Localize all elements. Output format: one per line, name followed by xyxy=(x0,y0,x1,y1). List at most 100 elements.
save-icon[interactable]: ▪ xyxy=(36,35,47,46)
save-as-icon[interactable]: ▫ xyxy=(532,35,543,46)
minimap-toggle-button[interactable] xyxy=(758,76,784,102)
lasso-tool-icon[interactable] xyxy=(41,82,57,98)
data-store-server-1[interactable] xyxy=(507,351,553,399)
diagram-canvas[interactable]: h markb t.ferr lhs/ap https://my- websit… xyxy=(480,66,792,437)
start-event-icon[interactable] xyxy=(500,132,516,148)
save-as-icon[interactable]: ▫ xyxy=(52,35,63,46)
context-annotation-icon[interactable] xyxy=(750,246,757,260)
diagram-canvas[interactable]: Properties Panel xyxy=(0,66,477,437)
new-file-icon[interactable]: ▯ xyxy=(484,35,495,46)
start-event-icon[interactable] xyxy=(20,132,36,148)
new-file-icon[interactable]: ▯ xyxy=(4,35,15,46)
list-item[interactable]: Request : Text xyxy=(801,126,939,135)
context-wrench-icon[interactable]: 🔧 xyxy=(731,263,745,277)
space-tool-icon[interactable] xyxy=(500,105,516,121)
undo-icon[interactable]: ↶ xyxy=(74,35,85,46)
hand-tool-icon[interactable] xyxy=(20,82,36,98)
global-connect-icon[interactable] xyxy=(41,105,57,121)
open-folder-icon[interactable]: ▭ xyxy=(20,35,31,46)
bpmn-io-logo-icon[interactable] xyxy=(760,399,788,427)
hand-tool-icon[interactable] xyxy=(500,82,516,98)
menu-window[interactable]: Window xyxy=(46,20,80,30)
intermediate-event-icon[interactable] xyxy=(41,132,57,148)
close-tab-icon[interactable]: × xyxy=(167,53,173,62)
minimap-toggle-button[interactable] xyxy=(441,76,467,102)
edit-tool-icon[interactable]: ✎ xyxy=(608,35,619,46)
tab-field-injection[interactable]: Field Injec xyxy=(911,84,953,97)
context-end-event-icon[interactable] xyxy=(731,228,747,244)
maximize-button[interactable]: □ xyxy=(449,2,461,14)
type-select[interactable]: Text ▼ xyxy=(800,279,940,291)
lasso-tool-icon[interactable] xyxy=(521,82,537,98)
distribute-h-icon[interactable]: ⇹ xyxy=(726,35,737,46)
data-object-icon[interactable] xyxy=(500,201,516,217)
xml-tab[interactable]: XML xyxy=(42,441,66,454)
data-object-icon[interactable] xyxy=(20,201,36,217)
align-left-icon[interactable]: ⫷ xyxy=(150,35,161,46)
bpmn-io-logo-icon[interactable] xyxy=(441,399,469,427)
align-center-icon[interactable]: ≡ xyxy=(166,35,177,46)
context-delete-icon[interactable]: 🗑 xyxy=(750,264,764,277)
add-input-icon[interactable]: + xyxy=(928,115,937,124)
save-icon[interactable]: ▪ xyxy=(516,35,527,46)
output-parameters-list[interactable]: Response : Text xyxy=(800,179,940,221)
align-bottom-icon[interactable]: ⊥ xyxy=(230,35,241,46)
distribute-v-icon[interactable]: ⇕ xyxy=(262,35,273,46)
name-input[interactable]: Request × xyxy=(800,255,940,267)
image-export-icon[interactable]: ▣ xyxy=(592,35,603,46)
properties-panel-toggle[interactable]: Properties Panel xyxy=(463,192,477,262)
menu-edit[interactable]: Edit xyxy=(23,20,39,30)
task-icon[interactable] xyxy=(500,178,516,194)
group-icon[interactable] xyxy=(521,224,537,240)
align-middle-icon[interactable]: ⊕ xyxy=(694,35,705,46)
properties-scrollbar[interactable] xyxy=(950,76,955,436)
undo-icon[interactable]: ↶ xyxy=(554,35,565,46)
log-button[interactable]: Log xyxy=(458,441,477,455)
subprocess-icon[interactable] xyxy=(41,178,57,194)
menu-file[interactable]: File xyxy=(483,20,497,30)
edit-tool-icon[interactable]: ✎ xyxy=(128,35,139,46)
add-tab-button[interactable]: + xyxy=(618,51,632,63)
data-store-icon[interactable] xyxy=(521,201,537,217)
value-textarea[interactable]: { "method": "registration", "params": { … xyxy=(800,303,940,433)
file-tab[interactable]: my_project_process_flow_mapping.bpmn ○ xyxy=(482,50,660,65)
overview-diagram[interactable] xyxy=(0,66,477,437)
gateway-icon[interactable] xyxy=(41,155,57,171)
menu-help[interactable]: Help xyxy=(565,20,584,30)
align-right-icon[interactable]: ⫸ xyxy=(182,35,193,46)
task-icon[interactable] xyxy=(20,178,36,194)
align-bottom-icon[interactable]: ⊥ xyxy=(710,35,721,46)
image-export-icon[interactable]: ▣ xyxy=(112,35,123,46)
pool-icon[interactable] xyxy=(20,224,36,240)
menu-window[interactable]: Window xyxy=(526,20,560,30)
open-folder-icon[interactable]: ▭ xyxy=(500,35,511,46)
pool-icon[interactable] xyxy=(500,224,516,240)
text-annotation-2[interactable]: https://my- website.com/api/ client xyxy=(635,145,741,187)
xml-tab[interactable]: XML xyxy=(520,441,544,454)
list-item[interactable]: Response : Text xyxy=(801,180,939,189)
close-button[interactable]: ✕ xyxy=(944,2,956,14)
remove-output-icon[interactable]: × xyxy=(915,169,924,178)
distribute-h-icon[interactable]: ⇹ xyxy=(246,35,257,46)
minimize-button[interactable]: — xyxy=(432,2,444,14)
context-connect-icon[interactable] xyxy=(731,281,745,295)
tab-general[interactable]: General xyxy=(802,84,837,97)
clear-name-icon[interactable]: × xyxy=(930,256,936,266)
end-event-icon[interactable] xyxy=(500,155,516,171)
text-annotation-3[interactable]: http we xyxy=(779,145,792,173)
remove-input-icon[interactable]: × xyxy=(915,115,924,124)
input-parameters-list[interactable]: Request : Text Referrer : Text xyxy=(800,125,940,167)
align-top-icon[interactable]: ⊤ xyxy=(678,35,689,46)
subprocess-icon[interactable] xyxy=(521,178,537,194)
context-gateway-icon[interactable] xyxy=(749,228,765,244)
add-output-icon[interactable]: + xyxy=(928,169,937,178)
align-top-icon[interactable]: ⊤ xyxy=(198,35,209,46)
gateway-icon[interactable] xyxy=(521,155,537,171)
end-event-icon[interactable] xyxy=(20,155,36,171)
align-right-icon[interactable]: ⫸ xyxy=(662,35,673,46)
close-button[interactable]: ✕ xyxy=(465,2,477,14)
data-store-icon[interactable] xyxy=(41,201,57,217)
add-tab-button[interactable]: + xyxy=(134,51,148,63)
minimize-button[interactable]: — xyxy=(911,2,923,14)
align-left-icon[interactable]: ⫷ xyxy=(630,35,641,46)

Stated goal:
Please print all of the items above again, each line unchanged and in the same order.

Finished task:
Localize all elements. Output format: one per line, name followed by xyxy=(x0,y0,x1,y1). List at most 100 elements.
save-icon[interactable]: ▪ xyxy=(36,35,47,46)
save-as-icon[interactable]: ▫ xyxy=(532,35,543,46)
minimap-toggle-button[interactable] xyxy=(758,76,784,102)
lasso-tool-icon[interactable] xyxy=(41,82,57,98)
data-store-server-1[interactable] xyxy=(507,351,553,399)
diagram-canvas[interactable]: h markb t.ferr lhs/ap https://my- websit… xyxy=(480,66,792,437)
start-event-icon[interactable] xyxy=(500,132,516,148)
save-as-icon[interactable]: ▫ xyxy=(52,35,63,46)
context-annotation-icon[interactable] xyxy=(750,246,757,260)
diagram-canvas[interactable]: Properties Panel xyxy=(0,66,477,437)
new-file-icon[interactable]: ▯ xyxy=(484,35,495,46)
start-event-icon[interactable] xyxy=(20,132,36,148)
new-file-icon[interactable]: ▯ xyxy=(4,35,15,46)
list-item[interactable]: Request : Text xyxy=(801,126,939,135)
context-wrench-icon[interactable]: 🔧 xyxy=(731,263,745,277)
space-tool-icon[interactable] xyxy=(500,105,516,121)
undo-icon[interactable]: ↶ xyxy=(74,35,85,46)
hand-tool-icon[interactable] xyxy=(20,82,36,98)
global-connect-icon[interactable] xyxy=(41,105,57,121)
open-folder-icon[interactable]: ▭ xyxy=(20,35,31,46)
bpmn-io-logo-icon[interactable] xyxy=(760,399,788,427)
hand-tool-icon[interactable] xyxy=(500,82,516,98)
menu-window[interactable]: Window xyxy=(46,20,80,30)
intermediate-event-icon[interactable] xyxy=(41,132,57,148)
close-tab-icon[interactable]: × xyxy=(167,53,173,62)
minimap-toggle-button[interactable] xyxy=(441,76,467,102)
edit-tool-icon[interactable]: ✎ xyxy=(608,35,619,46)
tab-field-injection[interactable]: Field Injec xyxy=(911,84,953,97)
context-end-event-icon[interactable] xyxy=(731,228,747,244)
maximize-button[interactable]: □ xyxy=(449,2,461,14)
type-select[interactable]: Text ▼ xyxy=(800,279,940,291)
lasso-tool-icon[interactable] xyxy=(521,82,537,98)
distribute-h-icon[interactable]: ⇹ xyxy=(726,35,737,46)
data-object-icon[interactable] xyxy=(500,201,516,217)
xml-tab[interactable]: XML xyxy=(42,441,66,454)
data-object-icon[interactable] xyxy=(20,201,36,217)
align-left-icon[interactable]: ⫷ xyxy=(150,35,161,46)
bpmn-io-logo-icon[interactable] xyxy=(441,399,469,427)
align-center-icon[interactable]: ≡ xyxy=(166,35,177,46)
context-delete-icon[interactable]: 🗑 xyxy=(750,264,764,277)
add-input-icon[interactable]: + xyxy=(928,115,937,124)
save-icon[interactable]: ▪ xyxy=(516,35,527,46)
output-parameters-list[interactable]: Response : Text xyxy=(800,179,940,221)
align-bottom-icon[interactable]: ⊥ xyxy=(230,35,241,46)
distribute-v-icon[interactable]: ⇕ xyxy=(262,35,273,46)
name-input[interactable]: Request × xyxy=(800,255,940,267)
image-export-icon[interactable]: ▣ xyxy=(592,35,603,46)
properties-panel-toggle[interactable]: Properties Panel xyxy=(463,192,477,262)
menu-edit[interactable]: Edit xyxy=(23,20,39,30)
task-icon[interactable] xyxy=(500,178,516,194)
group-icon[interactable] xyxy=(521,224,537,240)
align-middle-icon[interactable]: ⊕ xyxy=(694,35,705,46)
properties-scrollbar[interactable] xyxy=(950,76,955,436)
undo-icon[interactable]: ↶ xyxy=(554,35,565,46)
log-button[interactable]: Log xyxy=(458,441,477,455)
subprocess-icon[interactable] xyxy=(41,178,57,194)
menu-file[interactable]: File xyxy=(483,20,497,30)
edit-tool-icon[interactable]: ✎ xyxy=(128,35,139,46)
add-tab-button[interactable]: + xyxy=(618,51,632,63)
data-store-icon[interactable] xyxy=(521,201,537,217)
value-textarea[interactable]: { "method": "registration", "params": { … xyxy=(800,303,940,433)
file-tab[interactable]: my_project_process_flow_mapping.bpmn ○ xyxy=(482,50,660,65)
overview-diagram[interactable] xyxy=(0,66,477,437)
gateway-icon[interactable] xyxy=(41,155,57,171)
menu-help[interactable]: Help xyxy=(565,20,584,30)
align-right-icon[interactable]: ⫸ xyxy=(182,35,193,46)
task-icon[interactable] xyxy=(20,178,36,194)
align-bottom-icon[interactable]: ⊥ xyxy=(710,35,721,46)
image-export-icon[interactable]: ▣ xyxy=(112,35,123,46)
pool-icon[interactable] xyxy=(20,224,36,240)
menu-window[interactable]: Window xyxy=(526,20,560,30)
open-folder-icon[interactable]: ▭ xyxy=(500,35,511,46)
pool-icon[interactable] xyxy=(500,224,516,240)
text-annotation-2[interactable]: https://my- website.com/api/ client xyxy=(635,145,741,187)
xml-tab[interactable]: XML xyxy=(520,441,544,454)
list-item[interactable]: Response : Text xyxy=(801,180,939,189)
close-button[interactable]: ✕ xyxy=(944,2,956,14)
remove-output-icon[interactable]: × xyxy=(915,169,924,178)
distribute-h-icon[interactable]: ⇹ xyxy=(246,35,257,46)
minimize-button[interactable]: — xyxy=(432,2,444,14)
context-connect-icon[interactable] xyxy=(731,281,745,295)
tab-general[interactable]: General xyxy=(802,84,837,97)
clear-name-icon[interactable]: × xyxy=(930,256,936,266)
end-event-icon[interactable] xyxy=(500,155,516,171)
text-annotation-3[interactable]: http we xyxy=(779,145,792,173)
remove-input-icon[interactable]: × xyxy=(915,115,924,124)
input-parameters-list[interactable]: Request : Text Referrer : Text xyxy=(800,125,940,167)
align-top-icon[interactable]: ⊤ xyxy=(678,35,689,46)
subprocess-icon[interactable] xyxy=(521,178,537,194)
context-gateway-icon[interactable] xyxy=(749,228,765,244)
add-output-icon[interactable]: + xyxy=(928,169,937,178)
align-top-icon[interactable]: ⊤ xyxy=(198,35,209,46)
gateway-icon[interactable] xyxy=(521,155,537,171)
end-event-icon[interactable] xyxy=(20,155,36,171)
align-right-icon[interactable]: ⫸ xyxy=(662,35,673,46)
close-button[interactable]: ✕ xyxy=(465,2,477,14)
data-store-icon[interactable] xyxy=(41,201,57,217)
add-tab-button[interactable]: + xyxy=(134,51,148,63)
minimize-button[interactable]: — xyxy=(911,2,923,14)
align-left-icon[interactable]: ⫷ xyxy=(630,35,641,46)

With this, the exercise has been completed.